## TASK STATEMENT
Will you output all of the data below exactly, omitting the images?

┌─ INPUT

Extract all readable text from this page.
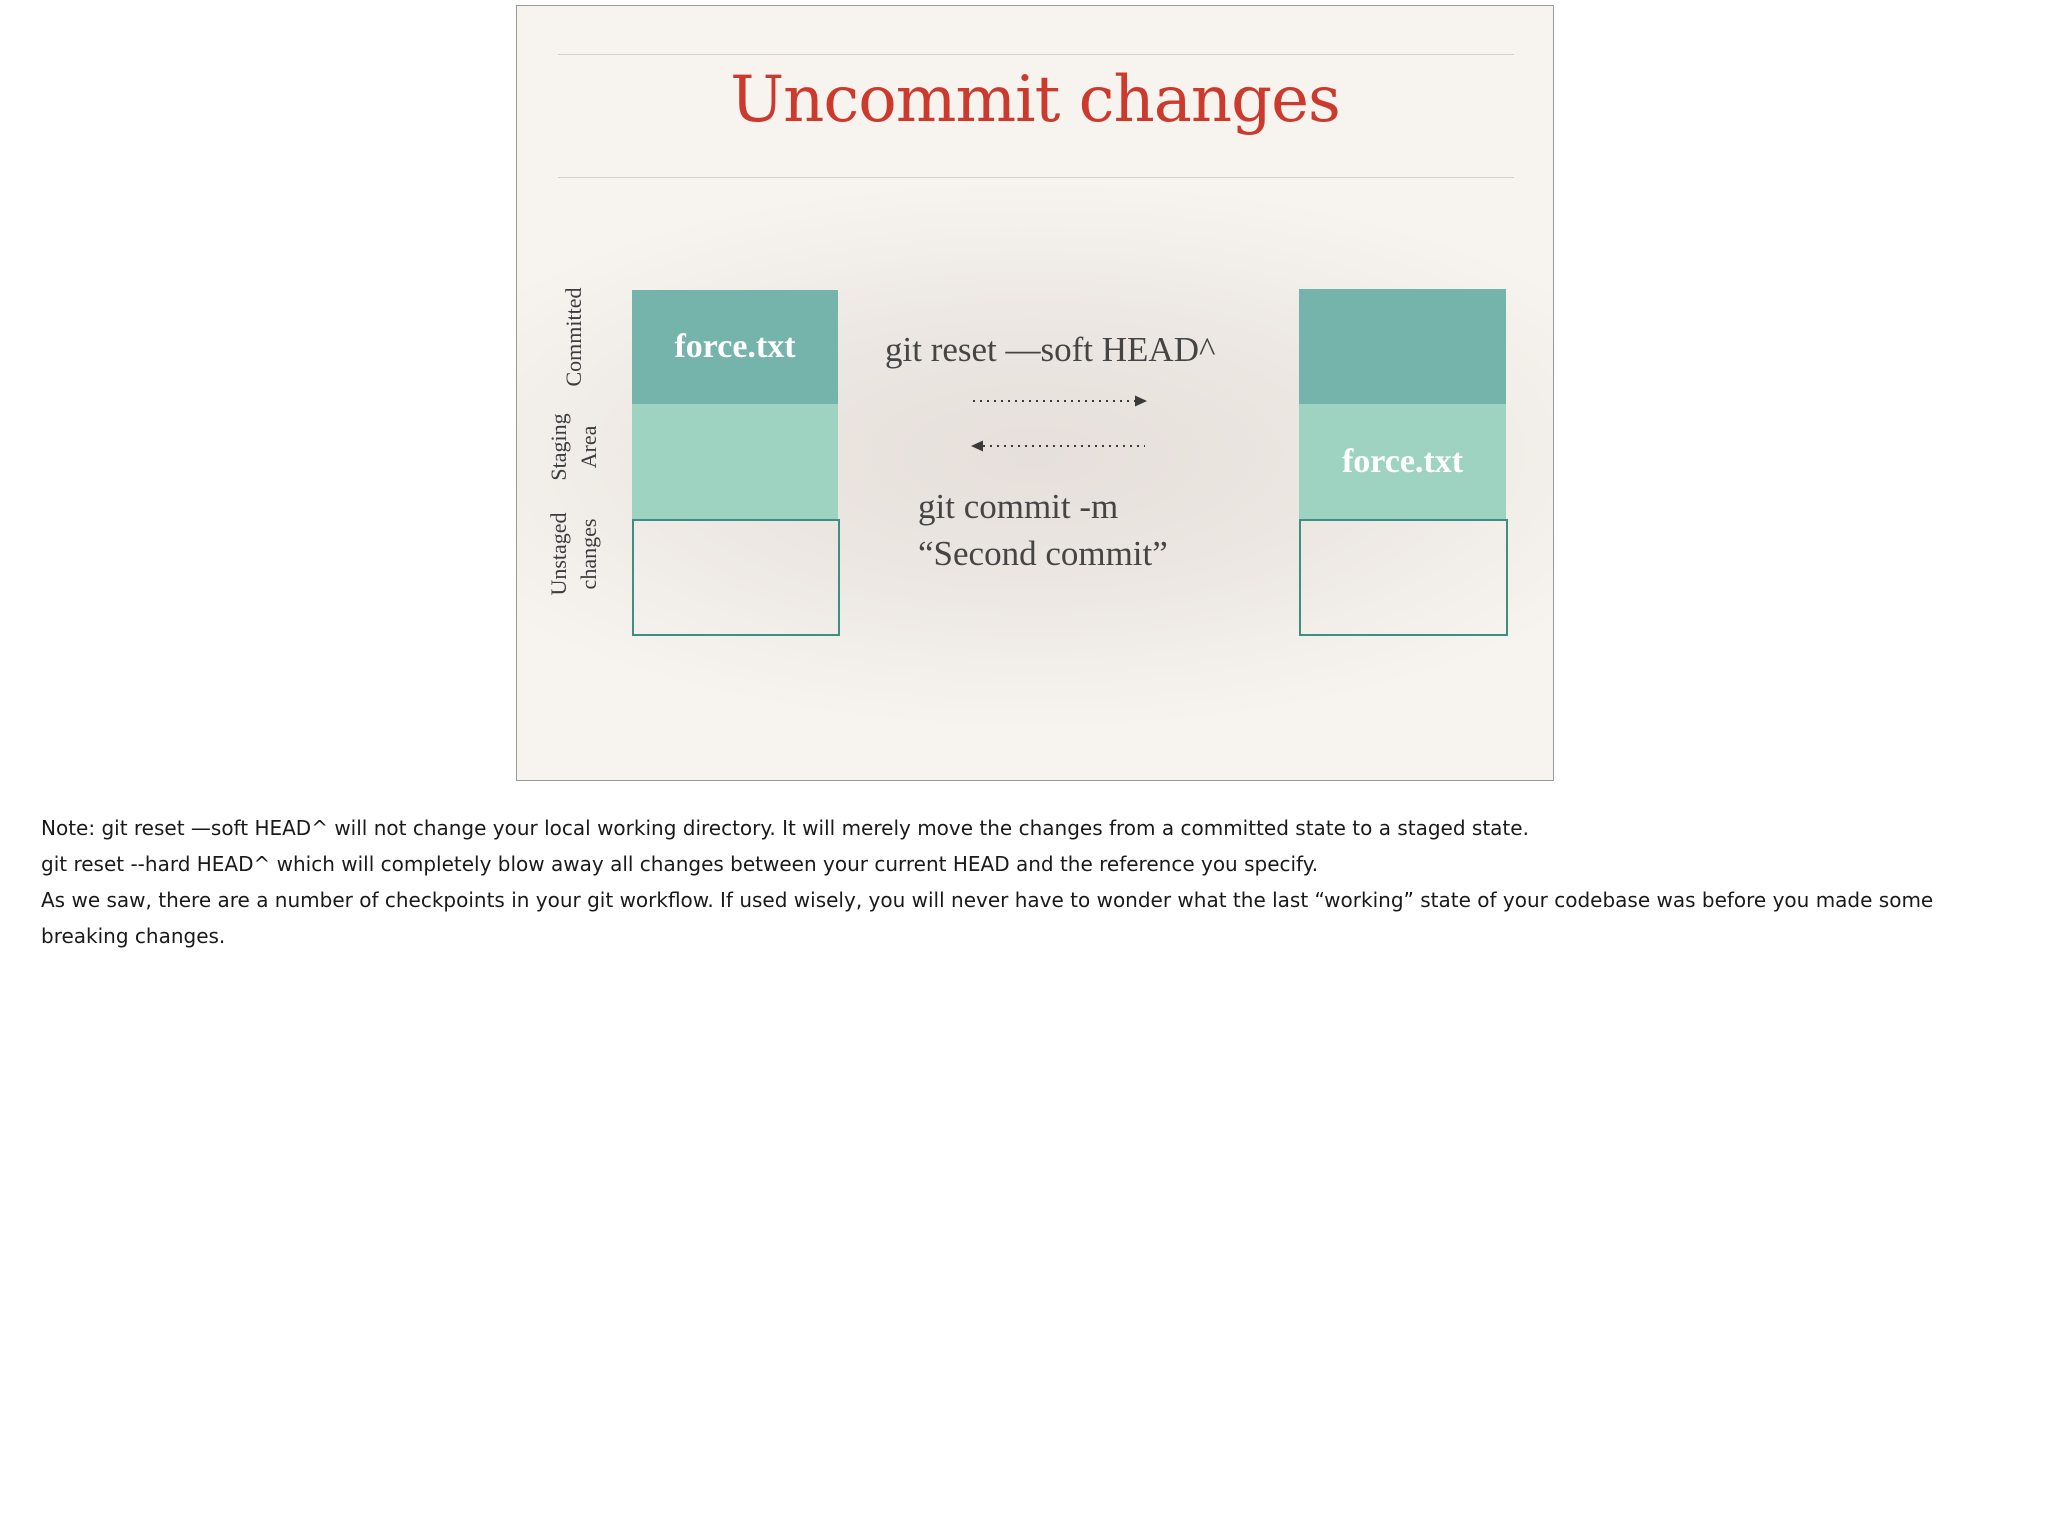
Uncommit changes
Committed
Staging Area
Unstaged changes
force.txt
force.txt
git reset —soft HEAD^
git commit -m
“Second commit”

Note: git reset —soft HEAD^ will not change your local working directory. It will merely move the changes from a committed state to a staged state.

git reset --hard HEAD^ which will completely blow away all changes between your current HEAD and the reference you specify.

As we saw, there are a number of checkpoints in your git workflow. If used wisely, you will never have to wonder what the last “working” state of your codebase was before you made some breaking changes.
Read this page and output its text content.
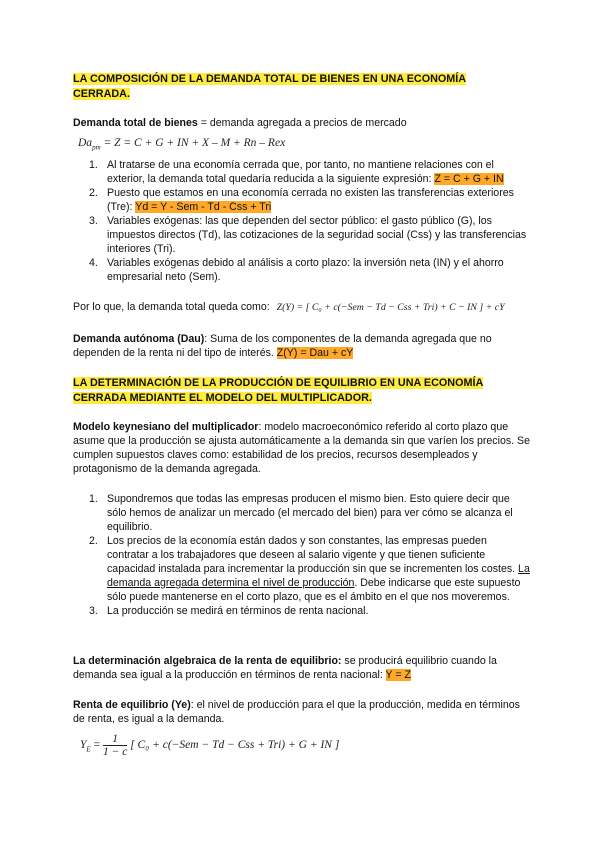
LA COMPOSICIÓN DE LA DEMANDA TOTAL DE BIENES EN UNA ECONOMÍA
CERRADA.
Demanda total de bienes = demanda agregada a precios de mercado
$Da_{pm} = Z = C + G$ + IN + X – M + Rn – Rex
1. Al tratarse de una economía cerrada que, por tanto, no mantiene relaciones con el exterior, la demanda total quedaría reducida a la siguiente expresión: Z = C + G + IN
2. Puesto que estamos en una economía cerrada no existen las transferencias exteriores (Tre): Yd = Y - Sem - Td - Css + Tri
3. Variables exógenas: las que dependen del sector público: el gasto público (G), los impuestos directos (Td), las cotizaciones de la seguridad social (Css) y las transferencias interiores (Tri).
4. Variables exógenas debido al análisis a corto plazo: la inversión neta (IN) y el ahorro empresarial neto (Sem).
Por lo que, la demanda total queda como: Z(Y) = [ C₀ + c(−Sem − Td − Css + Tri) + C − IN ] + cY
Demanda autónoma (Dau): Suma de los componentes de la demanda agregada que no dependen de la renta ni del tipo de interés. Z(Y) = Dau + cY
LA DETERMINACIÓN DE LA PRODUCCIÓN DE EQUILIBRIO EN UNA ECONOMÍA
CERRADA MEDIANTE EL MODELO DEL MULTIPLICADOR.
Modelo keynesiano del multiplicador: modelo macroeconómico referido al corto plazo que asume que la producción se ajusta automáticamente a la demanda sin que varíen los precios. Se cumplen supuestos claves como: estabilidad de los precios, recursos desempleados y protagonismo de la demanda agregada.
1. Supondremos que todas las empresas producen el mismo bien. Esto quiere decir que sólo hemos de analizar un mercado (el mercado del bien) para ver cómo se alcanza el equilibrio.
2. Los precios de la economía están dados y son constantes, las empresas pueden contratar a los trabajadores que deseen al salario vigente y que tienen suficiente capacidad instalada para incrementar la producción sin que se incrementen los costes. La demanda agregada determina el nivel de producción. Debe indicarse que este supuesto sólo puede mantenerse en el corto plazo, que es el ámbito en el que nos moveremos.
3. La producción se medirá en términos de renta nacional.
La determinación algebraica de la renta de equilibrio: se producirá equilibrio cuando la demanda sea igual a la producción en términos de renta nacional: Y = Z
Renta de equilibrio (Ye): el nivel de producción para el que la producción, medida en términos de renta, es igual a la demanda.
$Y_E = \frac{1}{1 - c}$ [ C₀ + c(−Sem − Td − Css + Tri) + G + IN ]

└─

## SOLUTION TO THIS TASK
Extract all readable text from this page.
Uncommit changes
Committed
Staging Area
Unstaged changes
force.txt
force.txt
git reset —soft HEAD^
git commit -m
“Second commit”

Note: git reset —soft HEAD^ will not change your local working directory. It will merely move the changes from a committed state to a staged state.

git reset --hard HEAD^ which will completely blow away all changes between your current HEAD and the reference you specify.

As we saw, there are a number of checkpoints in your git workflow. If used wisely, you will never have to wonder what the last “working” state of your codebase was before you made some breaking changes.
Read this page and output its text content.
LA COMPOSICIÓN DE LA DEMANDA TOTAL DE BIENES EN UNA ECONOMÍA
CERRADA.
Demanda total de bienes = demanda agregada a precios de mercado
$Da_{pm} = Z = C + G$ + IN + X – M + Rn – Rex
1. Al tratarse de una economía cerrada que, por tanto, no mantiene relaciones con el exterior, la demanda total quedaría reducida a la siguiente expresión: Z = C + G + IN
2. Puesto que estamos en una economía cerrada no existen las transferencias exteriores (Tre): Yd = Y - Sem - Td - Css + Tri
3. Variables exógenas: las que dependen del sector público: el gasto público (G), los impuestos directos (Td), las cotizaciones de la seguridad social (Css) y las transferencias interiores (Tri).
4. Variables exógenas debido al análisis a corto plazo: la inversión neta (IN) y el ahorro empresarial neto (Sem).
Por lo que, la demanda total queda como: Z(Y) = [ C₀ + c(−Sem − Td − Css + Tri) + C − IN ] + cY
Demanda autónoma (Dau): Suma de los componentes de la demanda agregada que no dependen de la renta ni del tipo de interés. Z(Y) = Dau + cY
LA DETERMINACIÓN DE LA PRODUCCIÓN DE EQUILIBRIO EN UNA ECONOMÍA
CERRADA MEDIANTE EL MODELO DEL MULTIPLICADOR.
Modelo keynesiano del multiplicador: modelo macroeconómico referido al corto plazo que asume que la producción se ajusta automáticamente a la demanda sin que varíen los precios. Se cumplen supuestos claves como: estabilidad de los precios, recursos desempleados y protagonismo de la demanda agregada.
1. Supondremos que todas las empresas producen el mismo bien. Esto quiere decir que sólo hemos de analizar un mercado (el mercado del bien) para ver cómo se alcanza el equilibrio.
2. Los precios de la economía están dados y son constantes, las empresas pueden contratar a los trabajadores que deseen al salario vigente y que tienen suficiente capacidad instalada para incrementar la producción sin que se incrementen los costes. La demanda agregada determina el nivel de producción. Debe indicarse que este supuesto sólo puede mantenerse en el corto plazo, que es el ámbito en el que nos moveremos.
3. La producción se medirá en términos de renta nacional.
La determinación algebraica de la renta de equilibrio: se producirá equilibrio cuando la demanda sea igual a la producción en términos de renta nacional: Y = Z
Renta de equilibrio (Ye): el nivel de producción para el que la producción, medida en términos de renta, es igual a la demanda.
$Y_E = \frac{1}{1 - c}$ [ C₀ + c(−Sem − Td − Css + Tri) + G + IN ]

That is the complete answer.